** THE PROBLEM **
Write out each record again exactly as it stands.

** STORED DATA **
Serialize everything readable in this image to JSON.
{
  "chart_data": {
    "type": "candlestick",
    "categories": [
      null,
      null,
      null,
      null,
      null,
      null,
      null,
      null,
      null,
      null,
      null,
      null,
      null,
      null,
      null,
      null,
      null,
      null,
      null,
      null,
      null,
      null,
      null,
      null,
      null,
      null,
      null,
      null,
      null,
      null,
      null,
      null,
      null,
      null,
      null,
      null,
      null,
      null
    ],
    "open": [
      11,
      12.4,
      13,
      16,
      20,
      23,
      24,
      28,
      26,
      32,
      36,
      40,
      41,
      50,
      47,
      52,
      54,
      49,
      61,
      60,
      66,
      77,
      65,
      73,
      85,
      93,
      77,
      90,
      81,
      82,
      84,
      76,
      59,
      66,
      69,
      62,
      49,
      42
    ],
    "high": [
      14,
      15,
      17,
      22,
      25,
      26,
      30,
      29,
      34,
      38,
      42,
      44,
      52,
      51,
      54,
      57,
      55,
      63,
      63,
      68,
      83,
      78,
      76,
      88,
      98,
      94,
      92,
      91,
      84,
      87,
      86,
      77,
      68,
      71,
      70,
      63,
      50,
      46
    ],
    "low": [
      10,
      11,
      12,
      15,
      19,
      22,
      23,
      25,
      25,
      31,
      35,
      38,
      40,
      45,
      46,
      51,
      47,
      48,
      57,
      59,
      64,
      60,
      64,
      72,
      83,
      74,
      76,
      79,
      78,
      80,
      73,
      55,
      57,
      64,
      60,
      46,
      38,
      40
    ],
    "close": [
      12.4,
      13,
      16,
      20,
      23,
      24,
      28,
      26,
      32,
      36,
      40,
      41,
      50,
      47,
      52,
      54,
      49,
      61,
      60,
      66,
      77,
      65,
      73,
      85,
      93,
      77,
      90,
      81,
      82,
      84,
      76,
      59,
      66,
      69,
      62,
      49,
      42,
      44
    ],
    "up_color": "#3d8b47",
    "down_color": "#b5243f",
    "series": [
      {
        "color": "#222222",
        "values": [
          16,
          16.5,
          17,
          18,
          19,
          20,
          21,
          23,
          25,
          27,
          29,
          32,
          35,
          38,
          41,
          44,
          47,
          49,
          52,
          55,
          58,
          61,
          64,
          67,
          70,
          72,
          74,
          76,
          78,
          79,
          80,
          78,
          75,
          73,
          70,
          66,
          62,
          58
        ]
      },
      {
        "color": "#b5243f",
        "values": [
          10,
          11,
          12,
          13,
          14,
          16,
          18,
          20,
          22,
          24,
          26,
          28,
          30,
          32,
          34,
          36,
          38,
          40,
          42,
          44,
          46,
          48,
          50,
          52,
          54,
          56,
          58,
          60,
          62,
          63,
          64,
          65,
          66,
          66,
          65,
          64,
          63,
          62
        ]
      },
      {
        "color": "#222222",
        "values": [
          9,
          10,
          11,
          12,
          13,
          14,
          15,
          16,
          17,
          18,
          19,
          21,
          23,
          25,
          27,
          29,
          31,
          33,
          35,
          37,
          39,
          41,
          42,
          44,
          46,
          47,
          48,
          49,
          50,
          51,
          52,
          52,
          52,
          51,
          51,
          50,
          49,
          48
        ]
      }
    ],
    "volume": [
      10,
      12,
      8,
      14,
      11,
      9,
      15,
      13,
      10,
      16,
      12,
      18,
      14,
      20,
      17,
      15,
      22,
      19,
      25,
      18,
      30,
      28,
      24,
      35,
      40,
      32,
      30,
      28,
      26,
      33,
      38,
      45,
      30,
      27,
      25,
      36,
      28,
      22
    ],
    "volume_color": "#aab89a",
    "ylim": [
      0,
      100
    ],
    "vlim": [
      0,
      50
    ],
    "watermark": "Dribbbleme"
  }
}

** OUTPUT FOR THIS EXERCISE **
Serialize everything readable in this image to JSON.
{
  "chart_data": {
    "type": "candlestick",
    "categories": [
      null,
      null,
      null,
      null,
      null,
      null,
      null,
      null,
      null,
      null,
      null,
      null,
      null,
      null,
      null,
      null,
      null,
      null,
      null,
      null,
      null,
      null,
      null,
      null,
      null,
      null,
      null,
      null,
      null,
      null,
      null,
      null,
      null,
      null,
      null,
      null,
      null,
      null
    ],
    "open": [
      11,
      12.4,
      13,
      16,
      20,
      23,
      24,
      28,
      26,
      32,
      36,
      40,
      41,
      50,
      47,
      52,
      54,
      49,
      61,
      60,
      66,
      77,
      65,
      73,
      85,
      93,
      77,
      90,
      81,
      82,
      84,
      76,
      59,
      66,
      69,
      62,
      49,
      42
    ],
    "high": [
      14,
      15,
      17,
      22,
      25,
      26,
      30,
      29,
      34,
      38,
      42,
      44,
      52,
      51,
      54,
      57,
      55,
      63,
      63,
      68,
      83,
      78,
      76,
      88,
      98,
      94,
      92,
      91,
      84,
      87,
      86,
      77,
      68,
      71,
      70,
      63,
      50,
      46
    ],
    "low": [
      10,
      11,
      12,
      15,
      19,
      22,
      23,
      25,
      25,
      31,
      35,
      38,
      40,
      45,
      46,
      51,
      47,
      48,
      57,
      59,
      64,
      60,
      64,
      72,
      83,
      74,
      76,
      79,
      78,
      80,
      73,
      55,
      57,
      64,
      60,
      46,
      38,
      40
    ],
    "close": [
      12.4,
      13,
      16,
      20,
      23,
      24,
      28,
      26,
      32,
      36,
      40,
      41,
      50,
      47,
      52,
      54,
      49,
      61,
      60,
      66,
      77,
      65,
      73,
      85,
      93,
      77,
      90,
      81,
      82,
      84,
      76,
      59,
      66,
      69,
      62,
      49,
      42,
      44
    ],
    "up_color": "#3d8b47",
    "down_color": "#b5243f",
    "series": [
      {
        "color": "#222222",
        "values": [
          16,
          16.5,
          17,
          18,
          19,
          20,
          21,
          23,
          25,
          27,
          29,
          32,
          35,
          38,
          41,
          44,
          47,
          49,
          52,
          55,
          58,
          61,
          64,
          67,
          70,
          72,
          74,
          76,
          78,
          79,
          80,
          78,
          75,
          73,
          70,
          66,
          62,
          58
        ]
      },
      {
        "color": "#b5243f",
        "values": [
          10,
          11,
          12,
          13,
          14,
          16,
          18,
          20,
          22,
          24,
          26,
          28,
          30,
          32,
          34,
          36,
          38,
          40,
          42,
          44,
          46,
          48,
          50,
          52,
          54,
          56,
          58,
          60,
          62,
          63,
          64,
          65,
          66,
          66,
          65,
          64,
          63,
          62
        ]
      },
      {
        "color": "#222222",
        "values": [
          9,
          10,
          11,
          12,
          13,
          14,
          15,
          16,
          17,
          18,
          19,
          21,
          23,
          25,
          27,
          29,
          31,
          33,
          35,
          37,
          39,
          41,
          42,
          44,
          46,
          47,
          48,
          49,
          50,
          51,
          52,
          52,
          52,
          51,
          51,
          50,
          49,
          48
        ]
      }
    ],
    "volume": [
      10,
      12,
      8,
      14,
      11,
      9,
      15,
      13,
      10,
      16,
      12,
      18,
      14,
      20,
      17,
      15,
      22,
      19,
      25,
      18,
      30,
      28,
      24,
      35,
      40,
      32,
      30,
      28,
      26,
      33,
      38,
      45,
      30,
      27,
      25,
      36,
      28,
      22
    ],
    "volume_color": "#aab89a",
    "ylim": [
      0,
      100
    ],
    "vlim": [
      0,
      50
    ],
    "watermark": "Dribbbleme"
  }
}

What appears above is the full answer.